Excerpts from a figure dataset:

>>>>

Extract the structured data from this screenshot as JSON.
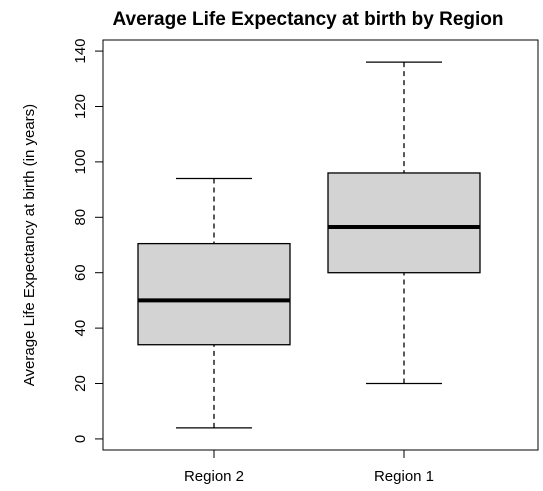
{
  "chart_data": {
    "type": "boxplot",
    "title": "Average Life Expectancy at birth by Region",
    "y_label": "Average Life Expectancy at birth (in years)",
    "categories": [
      "Region 2",
      "Region 1"
    ],
    "boxes": [
      {
        "min": 4,
        "q1": 34,
        "median": 50,
        "q3": 70.5,
        "max": 94
      },
      {
        "min": 20,
        "q1": 60,
        "median": 76.5,
        "q3": 96,
        "max": 136
      }
    ],
    "color": "#d3d3d3",
    "ylim": [
      -4,
      144
    ],
    "yticks": [
      0,
      20,
      40,
      60,
      80,
      100,
      120,
      140
    ]
  }
}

<<<<

Problem statement: Exactly reproduce each record, leaving out any pictures.

Solution:
Extract the structured data from this screenshot as JSON.
{
  "chart_data": {
    "type": "boxplot",
    "title": "Average Life Expectancy at birth by Region",
    "y_label": "Average Life Expectancy at birth (in years)",
    "categories": [
      "Region 2",
      "Region 1"
    ],
    "boxes": [
      {
        "min": 4,
        "q1": 34,
        "median": 50,
        "q3": 70.5,
        "max": 94
      },
      {
        "min": 20,
        "q1": 60,
        "median": 76.5,
        "q3": 96,
        "max": 136
      }
    ],
    "color": "#d3d3d3",
    "ylim": [
      -4,
      144
    ],
    "yticks": [
      0,
      20,
      40,
      60,
      80,
      100,
      120,
      140
    ]
  }
}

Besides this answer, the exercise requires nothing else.